--- Start ---
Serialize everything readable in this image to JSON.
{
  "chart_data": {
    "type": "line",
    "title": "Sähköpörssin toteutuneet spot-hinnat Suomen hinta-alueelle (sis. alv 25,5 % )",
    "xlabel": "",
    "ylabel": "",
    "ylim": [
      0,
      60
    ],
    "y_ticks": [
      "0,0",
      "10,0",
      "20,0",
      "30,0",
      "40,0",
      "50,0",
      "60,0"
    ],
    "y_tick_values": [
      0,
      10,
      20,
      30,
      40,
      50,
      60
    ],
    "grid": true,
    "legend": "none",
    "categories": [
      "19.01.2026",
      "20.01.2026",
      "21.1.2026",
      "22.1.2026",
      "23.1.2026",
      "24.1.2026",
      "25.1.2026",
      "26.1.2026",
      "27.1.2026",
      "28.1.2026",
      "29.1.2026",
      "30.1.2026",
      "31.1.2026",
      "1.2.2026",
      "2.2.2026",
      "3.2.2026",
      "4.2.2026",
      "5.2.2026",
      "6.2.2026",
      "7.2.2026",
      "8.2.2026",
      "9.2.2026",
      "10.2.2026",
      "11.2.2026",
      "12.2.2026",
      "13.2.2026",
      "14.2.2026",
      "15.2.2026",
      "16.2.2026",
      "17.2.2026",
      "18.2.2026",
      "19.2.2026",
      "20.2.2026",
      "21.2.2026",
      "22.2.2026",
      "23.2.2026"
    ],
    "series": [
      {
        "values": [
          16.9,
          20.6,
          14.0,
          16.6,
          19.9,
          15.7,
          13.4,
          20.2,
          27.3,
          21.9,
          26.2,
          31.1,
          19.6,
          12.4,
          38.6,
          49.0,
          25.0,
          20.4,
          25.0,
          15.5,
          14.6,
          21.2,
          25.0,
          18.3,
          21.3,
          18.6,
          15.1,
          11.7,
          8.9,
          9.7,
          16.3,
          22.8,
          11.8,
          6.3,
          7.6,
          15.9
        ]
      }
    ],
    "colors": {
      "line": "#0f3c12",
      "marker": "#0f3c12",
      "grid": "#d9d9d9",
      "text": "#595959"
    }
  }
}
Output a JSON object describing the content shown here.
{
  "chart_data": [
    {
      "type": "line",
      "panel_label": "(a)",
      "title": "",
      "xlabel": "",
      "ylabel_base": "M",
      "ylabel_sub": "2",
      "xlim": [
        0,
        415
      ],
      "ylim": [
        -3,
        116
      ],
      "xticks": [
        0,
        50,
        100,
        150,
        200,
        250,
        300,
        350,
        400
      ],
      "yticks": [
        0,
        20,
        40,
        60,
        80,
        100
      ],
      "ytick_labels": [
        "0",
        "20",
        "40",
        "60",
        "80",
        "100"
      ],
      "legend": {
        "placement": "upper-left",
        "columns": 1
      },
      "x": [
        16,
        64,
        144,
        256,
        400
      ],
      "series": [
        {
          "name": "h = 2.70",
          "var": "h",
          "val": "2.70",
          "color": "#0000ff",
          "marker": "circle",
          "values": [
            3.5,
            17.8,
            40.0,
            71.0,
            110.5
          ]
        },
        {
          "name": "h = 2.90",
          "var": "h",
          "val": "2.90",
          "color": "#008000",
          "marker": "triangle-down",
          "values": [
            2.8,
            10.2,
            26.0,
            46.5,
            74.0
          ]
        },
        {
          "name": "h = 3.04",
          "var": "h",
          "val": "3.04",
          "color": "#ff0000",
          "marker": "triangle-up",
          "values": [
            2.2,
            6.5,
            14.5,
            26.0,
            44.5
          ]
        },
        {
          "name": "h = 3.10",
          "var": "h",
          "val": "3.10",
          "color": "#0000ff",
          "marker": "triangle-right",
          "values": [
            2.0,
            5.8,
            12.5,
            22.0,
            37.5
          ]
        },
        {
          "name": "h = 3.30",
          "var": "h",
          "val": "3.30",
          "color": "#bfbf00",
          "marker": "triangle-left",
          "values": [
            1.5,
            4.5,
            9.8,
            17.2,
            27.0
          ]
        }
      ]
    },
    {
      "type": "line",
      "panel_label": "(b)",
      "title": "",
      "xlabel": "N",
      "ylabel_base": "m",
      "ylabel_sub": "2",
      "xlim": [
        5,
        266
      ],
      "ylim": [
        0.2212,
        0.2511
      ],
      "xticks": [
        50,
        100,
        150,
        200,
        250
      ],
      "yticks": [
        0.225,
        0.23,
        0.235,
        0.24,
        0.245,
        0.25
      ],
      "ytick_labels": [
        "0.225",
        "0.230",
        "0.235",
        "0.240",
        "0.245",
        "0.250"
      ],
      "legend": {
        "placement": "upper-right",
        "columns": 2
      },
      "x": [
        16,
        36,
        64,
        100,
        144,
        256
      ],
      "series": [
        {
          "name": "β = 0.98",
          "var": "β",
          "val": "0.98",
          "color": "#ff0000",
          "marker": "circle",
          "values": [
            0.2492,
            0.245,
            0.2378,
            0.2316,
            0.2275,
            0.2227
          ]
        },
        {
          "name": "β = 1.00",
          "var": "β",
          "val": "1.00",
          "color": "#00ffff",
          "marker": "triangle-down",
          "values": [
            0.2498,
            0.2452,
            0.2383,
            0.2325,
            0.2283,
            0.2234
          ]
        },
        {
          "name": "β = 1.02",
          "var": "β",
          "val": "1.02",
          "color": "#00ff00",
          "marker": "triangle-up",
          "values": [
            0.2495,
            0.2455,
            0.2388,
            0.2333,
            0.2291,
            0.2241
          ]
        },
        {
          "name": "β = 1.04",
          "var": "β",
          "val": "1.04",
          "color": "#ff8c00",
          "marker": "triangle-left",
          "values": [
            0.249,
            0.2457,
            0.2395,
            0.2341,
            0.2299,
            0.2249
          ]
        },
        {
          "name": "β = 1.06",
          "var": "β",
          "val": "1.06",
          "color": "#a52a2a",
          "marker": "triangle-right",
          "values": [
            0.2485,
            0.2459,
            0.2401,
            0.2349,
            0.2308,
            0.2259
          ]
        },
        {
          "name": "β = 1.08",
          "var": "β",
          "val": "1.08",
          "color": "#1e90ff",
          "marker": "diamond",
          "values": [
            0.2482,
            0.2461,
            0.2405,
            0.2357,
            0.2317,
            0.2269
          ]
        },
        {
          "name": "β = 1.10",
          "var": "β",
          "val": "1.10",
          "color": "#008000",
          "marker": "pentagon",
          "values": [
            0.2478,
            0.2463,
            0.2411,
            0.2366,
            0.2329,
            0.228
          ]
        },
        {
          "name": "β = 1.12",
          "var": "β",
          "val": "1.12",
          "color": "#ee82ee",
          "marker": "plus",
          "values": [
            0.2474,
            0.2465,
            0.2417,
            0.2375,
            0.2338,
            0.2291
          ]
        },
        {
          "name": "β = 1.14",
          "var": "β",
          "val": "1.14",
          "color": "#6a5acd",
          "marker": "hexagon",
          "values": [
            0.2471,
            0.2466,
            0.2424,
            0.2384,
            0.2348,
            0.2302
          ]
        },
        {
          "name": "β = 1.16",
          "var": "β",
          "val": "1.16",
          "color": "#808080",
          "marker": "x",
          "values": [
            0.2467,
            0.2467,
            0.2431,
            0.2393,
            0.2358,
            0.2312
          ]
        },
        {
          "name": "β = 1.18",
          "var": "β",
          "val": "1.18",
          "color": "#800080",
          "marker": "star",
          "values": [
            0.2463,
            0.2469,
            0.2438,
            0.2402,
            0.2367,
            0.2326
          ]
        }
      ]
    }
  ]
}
--- End ---
**WHAT IS NEEDED:** Retype the entries one by one, exactly.

**ANSWER IN FULL:**
Serialize everything readable in this image to JSON.
{
  "chart_data": {
    "type": "line",
    "title": "Sähköpörssin toteutuneet spot-hinnat Suomen hinta-alueelle (sis. alv 25,5 % )",
    "xlabel": "",
    "ylabel": "",
    "ylim": [
      0,
      60
    ],
    "y_ticks": [
      "0,0",
      "10,0",
      "20,0",
      "30,0",
      "40,0",
      "50,0",
      "60,0"
    ],
    "y_tick_values": [
      0,
      10,
      20,
      30,
      40,
      50,
      60
    ],
    "grid": true,
    "legend": "none",
    "categories": [
      "19.01.2026",
      "20.01.2026",
      "21.1.2026",
      "22.1.2026",
      "23.1.2026",
      "24.1.2026",
      "25.1.2026",
      "26.1.2026",
      "27.1.2026",
      "28.1.2026",
      "29.1.2026",
      "30.1.2026",
      "31.1.2026",
      "1.2.2026",
      "2.2.2026",
      "3.2.2026",
      "4.2.2026",
      "5.2.2026",
      "6.2.2026",
      "7.2.2026",
      "8.2.2026",
      "9.2.2026",
      "10.2.2026",
      "11.2.2026",
      "12.2.2026",
      "13.2.2026",
      "14.2.2026",
      "15.2.2026",
      "16.2.2026",
      "17.2.2026",
      "18.2.2026",
      "19.2.2026",
      "20.2.2026",
      "21.2.2026",
      "22.2.2026",
      "23.2.2026"
    ],
    "series": [
      {
        "values": [
          16.9,
          20.6,
          14.0,
          16.6,
          19.9,
          15.7,
          13.4,
          20.2,
          27.3,
          21.9,
          26.2,
          31.1,
          19.6,
          12.4,
          38.6,
          49.0,
          25.0,
          20.4,
          25.0,
          15.5,
          14.6,
          21.2,
          25.0,
          18.3,
          21.3,
          18.6,
          15.1,
          11.7,
          8.9,
          9.7,
          16.3,
          22.8,
          11.8,
          6.3,
          7.6,
          15.9
        ]
      }
    ],
    "colors": {
      "line": "#0f3c12",
      "marker": "#0f3c12",
      "grid": "#d9d9d9",
      "text": "#595959"
    }
  }
}
Output a JSON object describing the content shown here.
{
  "chart_data": [
    {
      "type": "line",
      "panel_label": "(a)",
      "title": "",
      "xlabel": "",
      "ylabel_base": "M",
      "ylabel_sub": "2",
      "xlim": [
        0,
        415
      ],
      "ylim": [
        -3,
        116
      ],
      "xticks": [
        0,
        50,
        100,
        150,
        200,
        250,
        300,
        350,
        400
      ],
      "yticks": [
        0,
        20,
        40,
        60,
        80,
        100
      ],
      "ytick_labels": [
        "0",
        "20",
        "40",
        "60",
        "80",
        "100"
      ],
      "legend": {
        "placement": "upper-left",
        "columns": 1
      },
      "x": [
        16,
        64,
        144,
        256,
        400
      ],
      "series": [
        {
          "name": "h = 2.70",
          "var": "h",
          "val": "2.70",
          "color": "#0000ff",
          "marker": "circle",
          "values": [
            3.5,
            17.8,
            40.0,
            71.0,
            110.5
          ]
        },
        {
          "name": "h = 2.90",
          "var": "h",
          "val": "2.90",
          "color": "#008000",
          "marker": "triangle-down",
          "values": [
            2.8,
            10.2,
            26.0,
            46.5,
            74.0
          ]
        },
        {
          "name": "h = 3.04",
          "var": "h",
          "val": "3.04",
          "color": "#ff0000",
          "marker": "triangle-up",
          "values": [
            2.2,
            6.5,
            14.5,
            26.0,
            44.5
          ]
        },
        {
          "name": "h = 3.10",
          "var": "h",
          "val": "3.10",
          "color": "#0000ff",
          "marker": "triangle-right",
          "values": [
            2.0,
            5.8,
            12.5,
            22.0,
            37.5
          ]
        },
        {
          "name": "h = 3.30",
          "var": "h",
          "val": "3.30",
          "color": "#bfbf00",
          "marker": "triangle-left",
          "values": [
            1.5,
            4.5,
            9.8,
            17.2,
            27.0
          ]
        }
      ]
    },
    {
      "type": "line",
      "panel_label": "(b)",
      "title": "",
      "xlabel": "N",
      "ylabel_base": "m",
      "ylabel_sub": "2",
      "xlim": [
        5,
        266
      ],
      "ylim": [
        0.2212,
        0.2511
      ],
      "xticks": [
        50,
        100,
        150,
        200,
        250
      ],
      "yticks": [
        0.225,
        0.23,
        0.235,
        0.24,
        0.245,
        0.25
      ],
      "ytick_labels": [
        "0.225",
        "0.230",
        "0.235",
        "0.240",
        "0.245",
        "0.250"
      ],
      "legend": {
        "placement": "upper-right",
        "columns": 2
      },
      "x": [
        16,
        36,
        64,
        100,
        144,
        256
      ],
      "series": [
        {
          "name": "β = 0.98",
          "var": "β",
          "val": "0.98",
          "color": "#ff0000",
          "marker": "circle",
          "values": [
            0.2492,
            0.245,
            0.2378,
            0.2316,
            0.2275,
            0.2227
          ]
        },
        {
          "name": "β = 1.00",
          "var": "β",
          "val": "1.00",
          "color": "#00ffff",
          "marker": "triangle-down",
          "values": [
            0.2498,
            0.2452,
            0.2383,
            0.2325,
            0.2283,
            0.2234
          ]
        },
        {
          "name": "β = 1.02",
          "var": "β",
          "val": "1.02",
          "color": "#00ff00",
          "marker": "triangle-up",
          "values": [
            0.2495,
            0.2455,
            0.2388,
            0.2333,
            0.2291,
            0.2241
          ]
        },
        {
          "name": "β = 1.04",
          "var": "β",
          "val": "1.04",
          "color": "#ff8c00",
          "marker": "triangle-left",
          "values": [
            0.249,
            0.2457,
            0.2395,
            0.2341,
            0.2299,
            0.2249
          ]
        },
        {
          "name": "β = 1.06",
          "var": "β",
          "val": "1.06",
          "color": "#a52a2a",
          "marker": "triangle-right",
          "values": [
            0.2485,
            0.2459,
            0.2401,
            0.2349,
            0.2308,
            0.2259
          ]
        },
        {
          "name": "β = 1.08",
          "var": "β",
          "val": "1.08",
          "color": "#1e90ff",
          "marker": "diamond",
          "values": [
            0.2482,
            0.2461,
            0.2405,
            0.2357,
            0.2317,
            0.2269
          ]
        },
        {
          "name": "β = 1.10",
          "var": "β",
          "val": "1.10",
          "color": "#008000",
          "marker": "pentagon",
          "values": [
            0.2478,
            0.2463,
            0.2411,
            0.2366,
            0.2329,
            0.228
          ]
        },
        {
          "name": "β = 1.12",
          "var": "β",
          "val": "1.12",
          "color": "#ee82ee",
          "marker": "plus",
          "values": [
            0.2474,
            0.2465,
            0.2417,
            0.2375,
            0.2338,
            0.2291
          ]
        },
        {
          "name": "β = 1.14",
          "var": "β",
          "val": "1.14",
          "color": "#6a5acd",
          "marker": "hexagon",
          "values": [
            0.2471,
            0.2466,
            0.2424,
            0.2384,
            0.2348,
            0.2302
          ]
        },
        {
          "name": "β = 1.16",
          "var": "β",
          "val": "1.16",
          "color": "#808080",
          "marker": "x",
          "values": [
            0.2467,
            0.2467,
            0.2431,
            0.2393,
            0.2358,
            0.2312
          ]
        },
        {
          "name": "β = 1.18",
          "var": "β",
          "val": "1.18",
          "color": "#800080",
          "marker": "star",
          "values": [
            0.2463,
            0.2469,
            0.2438,
            0.2402,
            0.2367,
            0.2326
          ]
        }
      ]
    }
  ]
}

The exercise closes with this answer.